Collection entries
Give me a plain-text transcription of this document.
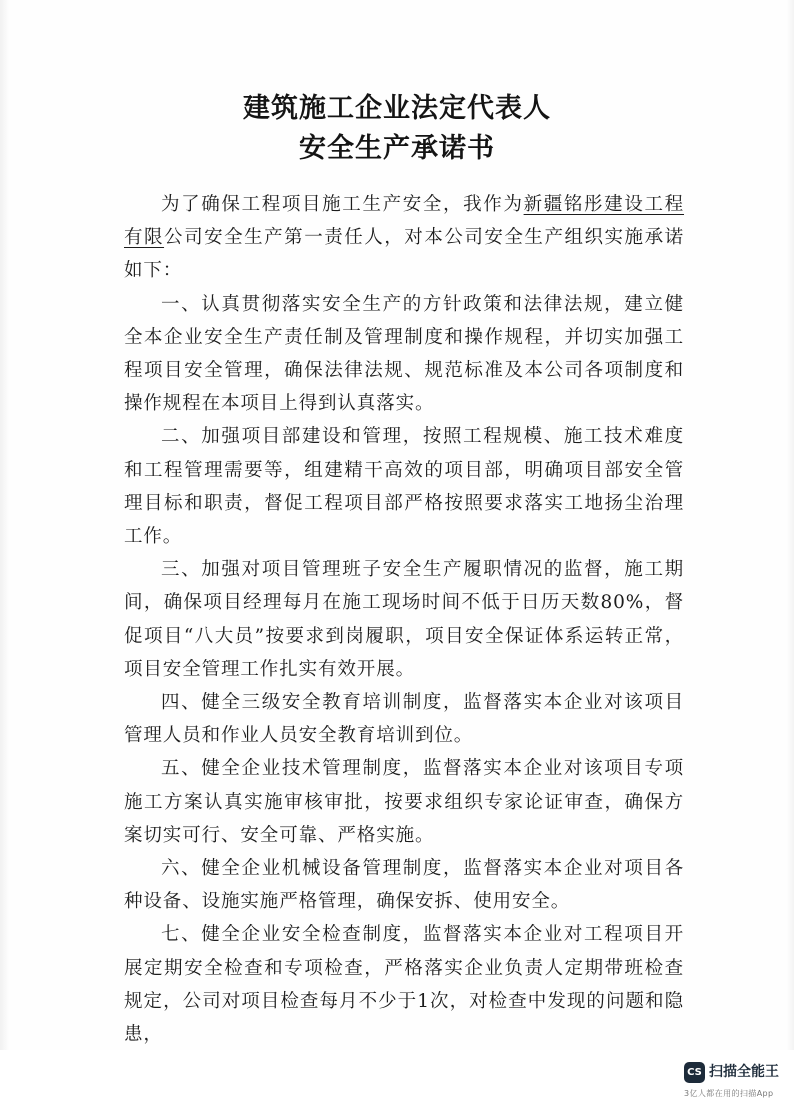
建筑施工企业法定代表人
安全生产承诺书

为了确保工程项目施工生产安全，我作为新疆铭彤建设工程有限公司安全生产第一责任人，对本公司安全生产组织实施承诺如下：

一、认真贯彻落实安全生产的方针政策和法律法规，建立健全本企业安全生产责任制及管理制度和操作规程，并切实加强工程项目安全管理，确保法律法规、规范标准及本公司各项制度和操作规程在本项目上得到认真落实。

二、加强项目部建设和管理，按照工程规模、施工技术难度和工程管理需要等，组建精干高效的项目部，明确项目部安全管理目标和职责，督促工程项目部严格按照要求落实工地扬尘治理工作。

三、加强对项目管理班子安全生产履职情况的监督，施工期间，确保项目经理每月在施工现场时间不低于日历天数80%，督促项目“八大员”按要求到岗履职，项目安全保证体系运转正常，项目安全管理工作扎实有效开展。

四、健全三级安全教育培训制度，监督落实本企业对该项目管理人员和作业人员安全教育培训到位。

五、健全企业技术管理制度，监督落实本企业对该项目专项施工方案认真实施审核审批，按要求组织专家论证审查，确保方案切实可行、安全可靠、严格实施。

六、健全企业机械设备管理制度，监督落实本企业对项目各种设备、设施实施严格管理，确保安拆、使用安全。

七、健全企业安全检查制度，监督落实本企业对工程项目开展定期安全检查和专项检查，严格落实企业负责人定期带班检查规定，公司对项目检查每月不少于1次，对检查中发现的问题和隐患，

CS 扫描全能王
3亿人都在用的扫描App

_WHAT IS ASKED_
Reproduce each record above by retyping it exactly; omit all images.

_TASK RESULT_
Give me a plain-text transcription of this document.
建筑施工企业法定代表人
安全生产承诺书

为了确保工程项目施工生产安全，我作为新疆铭彤建设工程有限公司安全生产第一责任人，对本公司安全生产组织实施承诺如下：

一、认真贯彻落实安全生产的方针政策和法律法规，建立健全本企业安全生产责任制及管理制度和操作规程，并切实加强工程项目安全管理，确保法律法规、规范标准及本公司各项制度和操作规程在本项目上得到认真落实。

二、加强项目部建设和管理，按照工程规模、施工技术难度和工程管理需要等，组建精干高效的项目部，明确项目部安全管理目标和职责，督促工程项目部严格按照要求落实工地扬尘治理工作。

三、加强对项目管理班子安全生产履职情况的监督，施工期间，确保项目经理每月在施工现场时间不低于日历天数80%，督促项目“八大员”按要求到岗履职，项目安全保证体系运转正常，项目安全管理工作扎实有效开展。

四、健全三级安全教育培训制度，监督落实本企业对该项目管理人员和作业人员安全教育培训到位。

五、健全企业技术管理制度，监督落实本企业对该项目专项施工方案认真实施审核审批，按要求组织专家论证审查，确保方案切实可行、安全可靠、严格实施。

六、健全企业机械设备管理制度，监督落实本企业对项目各种设备、设施实施严格管理，确保安拆、使用安全。

七、健全企业安全检查制度，监督落实本企业对工程项目开展定期安全检查和专项检查，严格落实企业负责人定期带班检查规定，公司对项目检查每月不少于1次，对检查中发现的问题和隐患，

CS 扫描全能王
3亿人都在用的扫描App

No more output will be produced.